» **What is being asked**:
Search the material below for the word "generic". Copy every line that has it.

** start **

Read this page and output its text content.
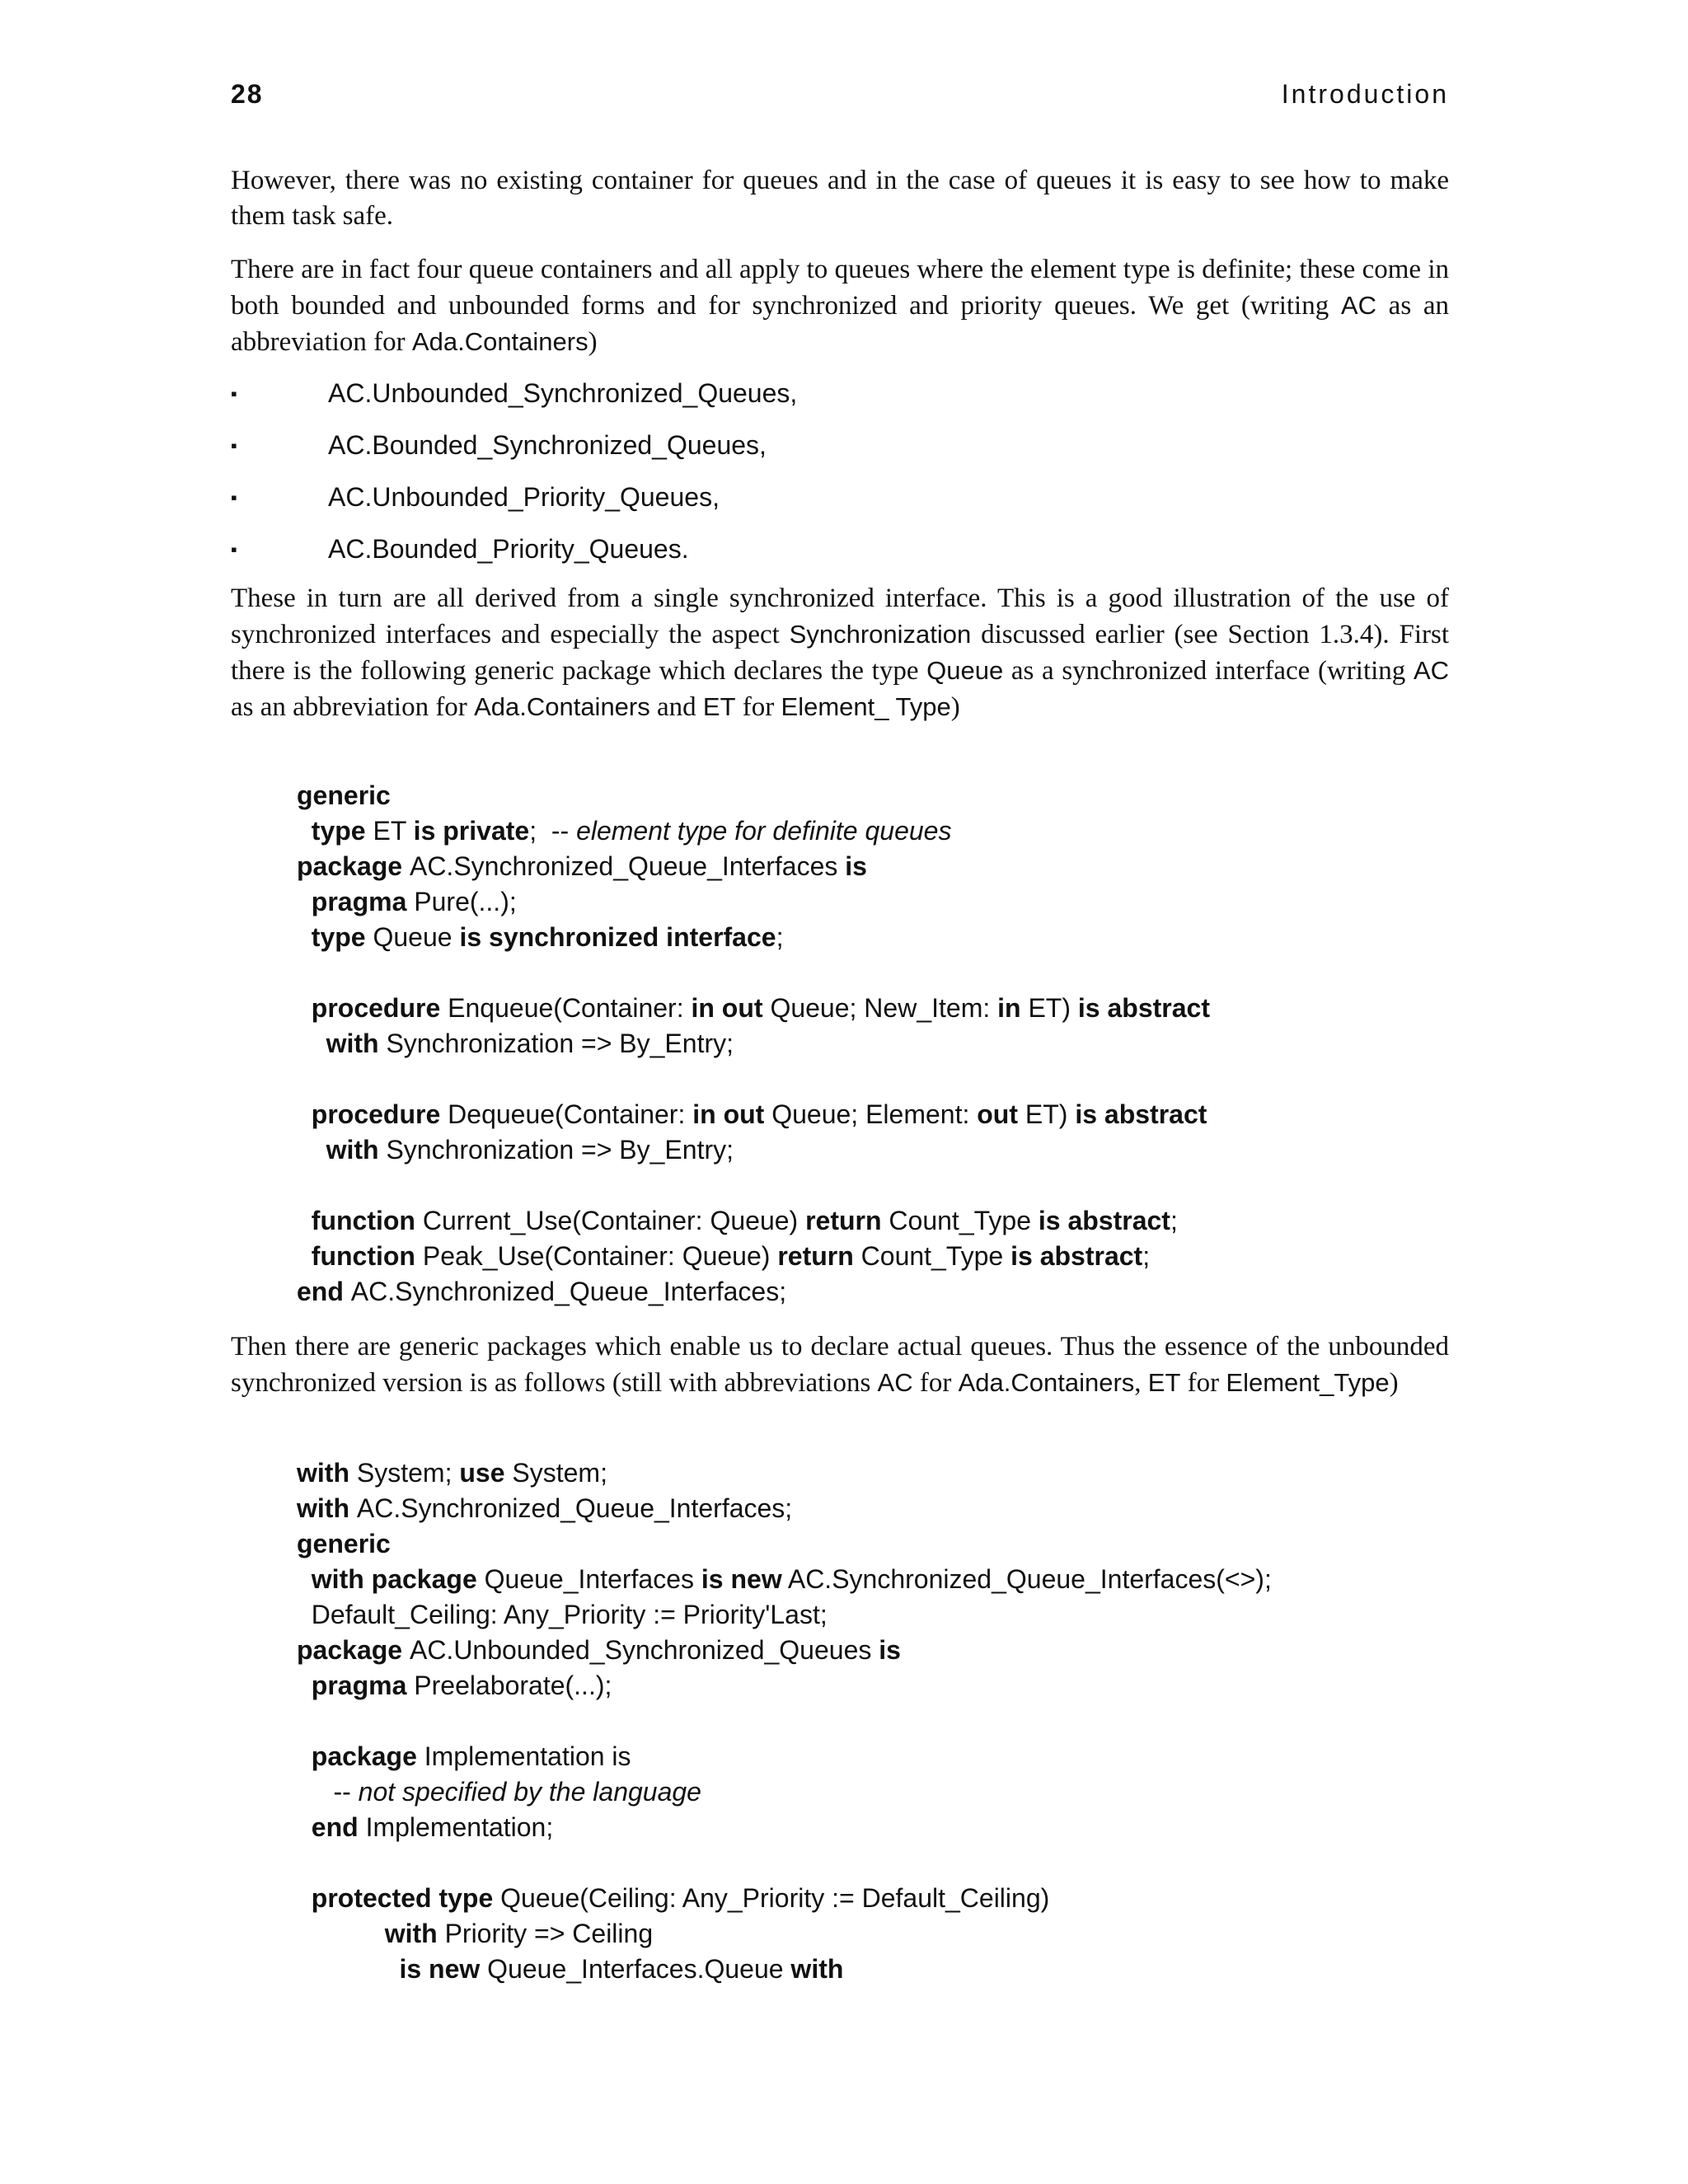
28	Introduction

However, there was no existing container for queues and in the case of queues it is easy to see how to make them task safe.

There are in fact four queue containers and all apply to queues where the element type is definite; these come in both bounded and unbounded forms and for synchronized and priority queues. We get (writing AC as an abbreviation for Ada.Containers)

▪	AC.Unbounded_Synchronized_Queues,
▪	AC.Bounded_Synchronized_Queues,
▪	AC.Unbounded_Priority_Queues,
▪	AC.Bounded_Priority_Queues.

These in turn are all derived from a single synchronized interface. This is a good illustration of the use of synchronized interfaces and especially the aspect Synchronization discussed earlier (see Section 1.3.4). First there is the following generic package which declares the type Queue as a synchronized interface (writing AC as an abbreviation for Ada.Containers and ET for Element_ Type)

generic
type ET is private;  -- element type for definite queues
package AC.Synchronized_Queue_Interfaces is
pragma Pure(...);
type Queue is synchronized interface;
procedure Enqueue(Container: in out Queue; New_Item: in ET) is abstract
with Synchronization => By_Entry;
procedure Dequeue(Container: in out Queue; Element: out ET) is abstract
with Synchronization => By_Entry;
function Current_Use(Container: Queue) return Count_Type is abstract;
function Peak_Use(Container: Queue) return Count_Type is abstract;
end AC.Synchronized_Queue_Interfaces;

Then there are generic packages which enable us to declare actual queues. Thus the essence of the unbounded synchronized version is as follows (still with abbreviations AC for Ada.Containers, ET for Element_Type)

with System; use System;
with AC.Synchronized_Queue_Interfaces;
generic
with package Queue_Interfaces is new AC.Synchronized_Queue_Interfaces(<>);
Default_Ceiling: Any_Priority := Priority'Last;
package AC.Unbounded_Synchronized_Queues is
pragma Preelaborate(...);
package Implementation is
-- not specified by the language
end Implementation;
protected type Queue(Ceiling: Any_Priority := Default_Ceiling)
with Priority => Ceiling
is new Queue_Interfaces.Queue with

** end **

» **Exercise output**:
These in turn are all derived from a single synchronized interface. This is a good illustration of the use of synchronized interfaces and especially the aspect Synchronization discussed earlier (see Section 1.3.4). First there is the following generic package which declares the type Queue as a synchronized interface (writing AC as an abbreviation for Ada.Containers and ET for Element_ Type)
generic
Then there are generic packages which enable us to declare actual queues. Thus the essence of the unbounded synchronized version is as follows (still with abbreviations AC for Ada.Containers, ET for Element_Type)
generic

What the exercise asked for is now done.